Written tasks =>
- a) Using the forum thread on spooling 80W reels for marlin, decide whether each statement agrees with it: (i) the first poster wants the 80W reels for slow trolling large live baits; (ii) BlueWaterWarrior usually orders Amilan-T II from Tackle Warehouse; (iii) Chris V recommends putting the braid backing on by hand at home. For each, answer yes or no and quote the words of the thread that settle it.
- b) Write the next part of the forum thread on spooling 80W reels for marlin, picking up after its last quoted line.

Provided text =>
* * * * * * *
# Spooling 80W's for Marlin?



## rustybucket (Aug 18, 2011)

We are trying to get a little deeper in the Marlin game this year. We've picked up a few 80w's to use for slow trolling large live baits (tuna...etc).

I'm thinking 200lb braid backing with a few hundred yards of 130lb mono on top?

I have the braid already picked out, but have no idea which mono to get. Any suggestions?

Before I pull the trigger on the line, wanted to bounce if off you guys to see if I was heading in a good direction.

Thanks for any input!


----------



## BlueWaterWarrior (May 28, 2015)

We use Momoi Hi-Catch IGFA. We run 150 yards of 'Top Shot'. Order it from Tackle Warehouse.

Amilan-T II is also a very good 'Top Shot' line. Very durable. Usually order it from Melton's International. 

Both these are 'pre-tested' lines that will conform to IGFA rules.


----------



## Chris V (Oct 18, 2007)

I agree with above for the most part but would suggest taking them to a local shop to be spooled. They should have the line in stock and that 200lb backing needs to go on super tight with a machine.


----------



## rustybucket (Aug 18, 2011)

Chris V said:


> I agree with above for the most part but would suggest taking them to a local shop to be spooled. They should have the line in stock and that 200lb backing needs to go on super tight with a machine.


No doubt, we will be having the line put on with a machine. While we're on the subject, I've read anywhere from 5-10lbs of drag when spooling the braid. Anyone have any recommendations on how tight to really put it on?


----------



## rustybucket (Aug 18, 2011)

BlueWaterWarrior said:


> We use Momoi Hi-Catch IGFA. We run 150 yards of 'Top Shot'. Order it from Tackle Warehouse.
* * * * * * *
Items =>
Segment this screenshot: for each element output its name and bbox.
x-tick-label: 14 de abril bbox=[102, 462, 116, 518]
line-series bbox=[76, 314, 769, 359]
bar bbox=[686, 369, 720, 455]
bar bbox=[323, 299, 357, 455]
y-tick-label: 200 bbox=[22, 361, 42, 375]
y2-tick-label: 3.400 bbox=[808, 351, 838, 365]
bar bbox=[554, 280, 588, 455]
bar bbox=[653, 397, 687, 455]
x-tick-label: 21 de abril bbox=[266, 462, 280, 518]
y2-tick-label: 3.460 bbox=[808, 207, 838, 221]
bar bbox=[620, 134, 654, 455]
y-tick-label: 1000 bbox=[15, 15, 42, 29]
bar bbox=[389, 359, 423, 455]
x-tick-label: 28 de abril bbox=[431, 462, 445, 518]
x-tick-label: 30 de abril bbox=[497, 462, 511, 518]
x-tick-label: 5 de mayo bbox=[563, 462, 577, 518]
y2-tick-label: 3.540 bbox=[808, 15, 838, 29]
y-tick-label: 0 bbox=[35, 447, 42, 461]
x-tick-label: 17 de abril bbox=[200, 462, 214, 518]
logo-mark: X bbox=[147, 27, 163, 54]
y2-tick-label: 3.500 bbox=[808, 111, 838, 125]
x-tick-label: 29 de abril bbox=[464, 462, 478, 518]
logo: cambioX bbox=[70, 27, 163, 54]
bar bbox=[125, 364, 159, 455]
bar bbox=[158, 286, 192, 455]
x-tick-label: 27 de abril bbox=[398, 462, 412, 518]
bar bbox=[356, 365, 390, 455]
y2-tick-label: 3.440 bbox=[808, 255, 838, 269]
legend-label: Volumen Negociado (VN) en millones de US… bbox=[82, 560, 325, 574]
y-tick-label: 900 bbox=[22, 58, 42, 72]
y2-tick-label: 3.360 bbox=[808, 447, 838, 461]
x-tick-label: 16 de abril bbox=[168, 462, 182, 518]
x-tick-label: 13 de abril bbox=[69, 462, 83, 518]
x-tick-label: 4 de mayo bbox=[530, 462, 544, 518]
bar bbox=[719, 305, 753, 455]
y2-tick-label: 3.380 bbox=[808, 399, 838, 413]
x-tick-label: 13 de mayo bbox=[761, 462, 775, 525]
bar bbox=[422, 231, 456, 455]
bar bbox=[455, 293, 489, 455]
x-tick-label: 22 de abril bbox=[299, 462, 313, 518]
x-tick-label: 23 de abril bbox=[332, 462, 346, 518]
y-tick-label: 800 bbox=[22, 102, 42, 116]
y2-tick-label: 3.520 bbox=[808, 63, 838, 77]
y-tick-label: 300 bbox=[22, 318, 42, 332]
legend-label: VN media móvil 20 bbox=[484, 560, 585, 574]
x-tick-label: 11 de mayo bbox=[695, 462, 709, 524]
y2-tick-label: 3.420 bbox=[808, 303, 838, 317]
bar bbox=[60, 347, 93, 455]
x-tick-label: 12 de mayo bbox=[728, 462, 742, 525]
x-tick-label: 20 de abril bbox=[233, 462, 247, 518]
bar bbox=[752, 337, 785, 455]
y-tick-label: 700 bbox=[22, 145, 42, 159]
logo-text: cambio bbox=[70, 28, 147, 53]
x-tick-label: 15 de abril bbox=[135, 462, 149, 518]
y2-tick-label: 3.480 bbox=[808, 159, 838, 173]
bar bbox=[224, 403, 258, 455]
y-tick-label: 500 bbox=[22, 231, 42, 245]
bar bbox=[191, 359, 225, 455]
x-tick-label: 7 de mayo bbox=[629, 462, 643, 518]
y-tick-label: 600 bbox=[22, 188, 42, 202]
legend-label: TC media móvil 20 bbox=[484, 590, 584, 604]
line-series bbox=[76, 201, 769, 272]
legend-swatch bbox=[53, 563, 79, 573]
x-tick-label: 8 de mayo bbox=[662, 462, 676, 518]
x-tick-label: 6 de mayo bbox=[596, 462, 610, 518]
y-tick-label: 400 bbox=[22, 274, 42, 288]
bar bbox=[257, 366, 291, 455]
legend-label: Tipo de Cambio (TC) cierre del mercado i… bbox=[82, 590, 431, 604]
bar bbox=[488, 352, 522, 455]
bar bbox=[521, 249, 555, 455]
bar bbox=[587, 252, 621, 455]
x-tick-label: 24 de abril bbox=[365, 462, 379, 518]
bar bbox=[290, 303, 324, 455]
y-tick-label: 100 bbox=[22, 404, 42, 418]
* * * * * * *
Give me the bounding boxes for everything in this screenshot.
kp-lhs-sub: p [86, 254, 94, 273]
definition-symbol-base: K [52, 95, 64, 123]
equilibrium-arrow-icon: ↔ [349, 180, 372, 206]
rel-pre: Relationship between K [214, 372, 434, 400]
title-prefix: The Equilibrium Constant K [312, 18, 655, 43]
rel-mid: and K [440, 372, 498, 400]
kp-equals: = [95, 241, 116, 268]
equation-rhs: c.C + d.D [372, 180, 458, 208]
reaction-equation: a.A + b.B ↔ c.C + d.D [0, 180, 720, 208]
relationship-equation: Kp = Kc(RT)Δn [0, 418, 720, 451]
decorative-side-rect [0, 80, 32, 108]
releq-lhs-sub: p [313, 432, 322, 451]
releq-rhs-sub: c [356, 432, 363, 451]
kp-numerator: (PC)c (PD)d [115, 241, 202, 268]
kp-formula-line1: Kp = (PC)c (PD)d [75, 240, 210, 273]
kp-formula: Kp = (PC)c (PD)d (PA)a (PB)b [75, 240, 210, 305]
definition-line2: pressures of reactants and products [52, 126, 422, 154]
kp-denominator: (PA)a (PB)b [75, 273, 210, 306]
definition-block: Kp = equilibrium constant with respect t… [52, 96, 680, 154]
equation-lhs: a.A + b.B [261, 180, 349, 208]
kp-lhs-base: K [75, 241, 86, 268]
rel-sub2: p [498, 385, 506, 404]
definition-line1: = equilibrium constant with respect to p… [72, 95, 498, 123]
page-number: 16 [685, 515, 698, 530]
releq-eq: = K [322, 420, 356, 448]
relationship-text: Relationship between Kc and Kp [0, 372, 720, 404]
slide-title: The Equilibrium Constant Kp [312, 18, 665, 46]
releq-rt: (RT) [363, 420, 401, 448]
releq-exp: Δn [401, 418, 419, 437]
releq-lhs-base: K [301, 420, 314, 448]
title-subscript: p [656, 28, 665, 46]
* * * * * * *
In response =>
- a)
(i) Yes: "We've picked up a few 80w's to use for slow trolling large live baits (tuna...etc)."
(ii) No: "Usually order it from Melton's International."
(iii) No: "would suggest taking them to a local shop to be spooled" and "that 200lb backing needs to go on super tight with a machine."

- b)
> 
> Amilan-T II is also a very good 'Top Shot' line. Very durable. Usually order it from Melton's International.
> 
> Both these are 'pre-tested' lines that will conform to IGFA rules.


If we don't plan on any IFGA tournaments, is there any reason to use IFGA tested lines?


----------



## rustybucket (Aug 18, 2011)

Also, on the mono, any reason to use another color than clear? I could see the benefit of going with a hi-vis yellow, but would it affect the fish shyness of the line any? Our live bait leaders are 300lb flouro.


----------



## Capt. Alex Pinney (Jan 23, 2008)

rustybucket said:


> If we don't plan on any IFGA tournaments, is there any reason to use IFGA tested lines?


No there isn't unless you plan on going for a record of some sort. 

We use 100 # for top shot on our 80s.


----------



## 85okhai (Mar 15, 2010)

130 or 200# hollow core with mono top shot spliced in


----------



## BlueWaterWarrior (May 28, 2015)

The colored line doesn't bother the fish if you are using a long leader.


----------



## Ocean Master (May 20, 2008)

10 lbs of drag coming off the machine is what I do. Also wax the spool and the first 100' or more of the braid. This will help stop corrosion on the spool because the braid will hold water.


----------



## capskip (Mar 3, 2010)

when you have them spooled make sure you can do the splicing,or some one who is qualified. i also just use 100 lb top shot on my 80's


----------



## rustybucket (Aug 18, 2011)

capskip said:


> when you have them spooled make sure you can do the splicing,or some one who is qualified. i also just use 100 lb top shot on my 80's


I'll be doing the splicing myself. I've got a needle set and have been doing all our loops and wind ons for year or so now.


----------



## Mullit (Jun 6, 2011)

If you're using the jb hollow core I recommend putting it on wet and tight with reel in low gear a machine is best however I would be sure how it's packed, it can be a mess if it's done poorly. I like 100 lb ande as my top shot for 80 as it will hold plenty and has less drag than 130.


----------



## WhyMe (Apr 21, 2013)

Reading this thread provided me with a lot of great info.
Whyme


----------



## panhandlephinsphan (Aug 25, 2008)

I have had good experiences with using a modified Albright to connect the braid to the mono. 

Definitely suggest the mono topshot. cannot tell you how many pulled hooks when I ran straight braid. Changed over to a mono topshot and did not have one pulled hook all season!

Now many will say why in the heck would you ever run just braid?

Because I am a newbie and still learning- that's why.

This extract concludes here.